DESCRIPTION OF THE TASK:
Quote all lines below exactly. Images stay out.

Collected data entries:

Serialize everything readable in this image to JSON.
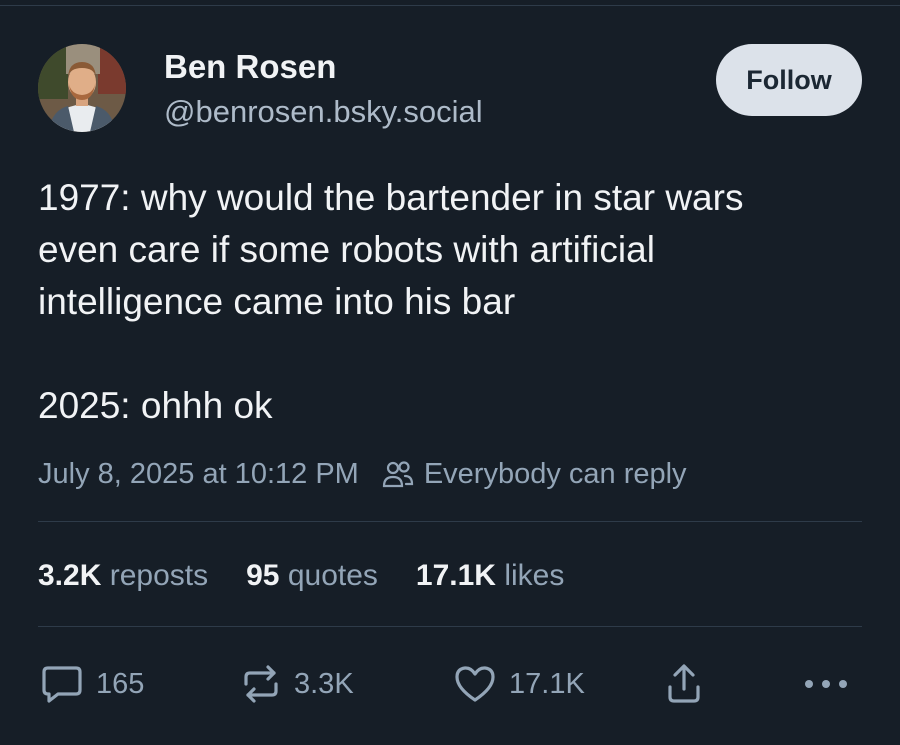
{
  "author": {
    "display_name": "Ben Rosen",
    "handle": "@benrosen.bsky.social"
  },
  "follow_label": "Follow",
  "post": {
    "lines": [
      "1977: why would the bartender in star wars",
      "even care if some robots with artificial",
      "intelligence came into his bar",
      "2025: ohhh ok"
    ]
  },
  "meta": {
    "timestamp": "July 8, 2025 at 10:12 PM",
    "reply_setting": "Everybody can reply"
  },
  "stats": {
    "reposts": {
      "count": "3.2K",
      "label": "reposts"
    },
    "quotes": {
      "count": "95",
      "label": "quotes"
    },
    "likes": {
      "count": "17.1K",
      "label": "likes"
    }
  },
  "actions": {
    "reply": {
      "icon": "speech-bubble-icon",
      "count": "165"
    },
    "repost": {
      "icon": "repost-icon",
      "count": "3.3K"
    },
    "like": {
      "icon": "heart-icon",
      "count": "17.1K"
    },
    "share": {
      "icon": "share-icon"
    },
    "more": {
      "icon": "more-dots-icon"
    }
  },
  "colors": {
    "background": "#161e27",
    "primary_text": "#f1f3f5",
    "secondary_text": "#93a5b7",
    "follow_button_bg": "#dce2ea"
  }
}
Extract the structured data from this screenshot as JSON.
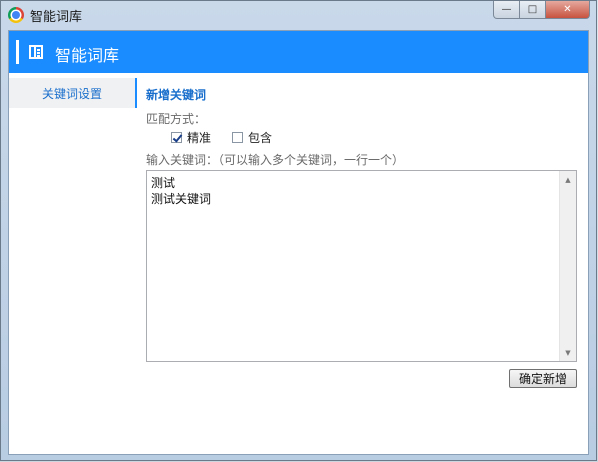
{
  "window": {
    "title": "智能词库",
    "buttons": {
      "minimize": "—",
      "maximize": "□",
      "close": "✕"
    }
  },
  "header": {
    "title": "智能词库",
    "icon": "sidebar-panel-icon"
  },
  "sidebar": {
    "items": [
      {
        "label": "关键词设置",
        "active": true
      }
    ]
  },
  "form": {
    "section_title": "新增关键词",
    "match_label": "匹配方式：",
    "options": [
      {
        "label": "精准",
        "checked": true
      },
      {
        "label": "包含",
        "checked": false
      }
    ],
    "keywords_label": "输入关键词：（可以输入多个关键词，一行一个）",
    "keywords_lines": [
      "测试",
      "测试关键词"
    ],
    "confirm_label": "确定新增"
  },
  "colors": {
    "accent": "#1a8cff",
    "link": "#1a6fcc"
  }
}
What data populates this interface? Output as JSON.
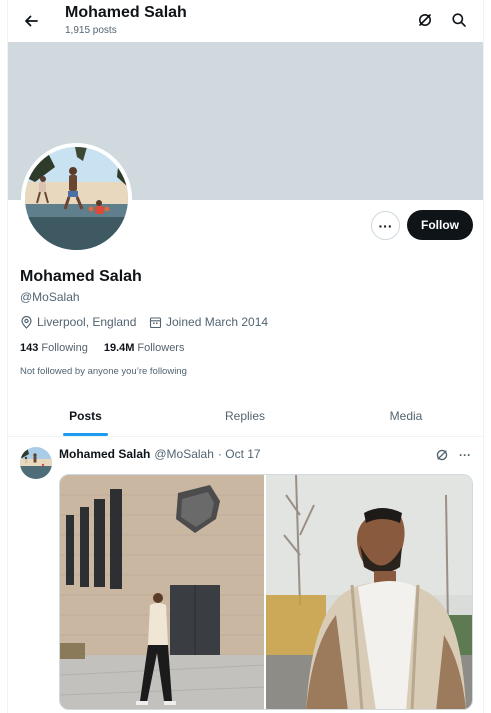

SOLUTION TO THIS EXERCISE:
Serialize everything readable in this image to JSON.
{
  "author": {
    "display_name": "Ben Rosen",
    "handle": "@benrosen.bsky.social"
  },
  "follow_label": "Follow",
  "post": {
    "lines": [
      "1977: why would the bartender in star wars",
      "even care if some robots with artificial",
      "intelligence came into his bar",
      "2025: ohhh ok"
    ]
  },
  "meta": {
    "timestamp": "July 8, 2025 at 10:12 PM",
    "reply_setting": "Everybody can reply"
  },
  "stats": {
    "reposts": {
      "count": "3.2K",
      "label": "reposts"
    },
    "quotes": {
      "count": "95",
      "label": "quotes"
    },
    "likes": {
      "count": "17.1K",
      "label": "likes"
    }
  },
  "actions": {
    "reply": {
      "icon": "speech-bubble-icon",
      "count": "165"
    },
    "repost": {
      "icon": "repost-icon",
      "count": "3.3K"
    },
    "like": {
      "icon": "heart-icon",
      "count": "17.1K"
    },
    "share": {
      "icon": "share-icon"
    },
    "more": {
      "icon": "more-dots-icon"
    }
  },
  "colors": {
    "background": "#161e27",
    "primary_text": "#f1f3f5",
    "secondary_text": "#93a5b7",
    "follow_button_bg": "#dce2ea"
  }
}
Extract the structured data from this screenshot as JSON.
{
  "window": {
    "title": "智能词库",
    "buttons": {
      "minimize": "—",
      "maximize": "□",
      "close": "✕"
    }
  },
  "header": {
    "title": "智能词库",
    "icon": "sidebar-panel-icon"
  },
  "sidebar": {
    "items": [
      {
        "label": "关键词设置",
        "active": true
      }
    ]
  },
  "form": {
    "section_title": "新增关键词",
    "match_label": "匹配方式：",
    "options": [
      {
        "label": "精准",
        "checked": true
      },
      {
        "label": "包含",
        "checked": false
      }
    ],
    "keywords_label": "输入关键词：（可以输入多个关键词，一行一个）",
    "keywords_lines": [
      "测试",
      "测试关键词"
    ],
    "confirm_label": "确定新增"
  },
  "colors": {
    "accent": "#1a8cff",
    "link": "#1a6fcc"
  }
}
What data populates this interface? Output as JSON.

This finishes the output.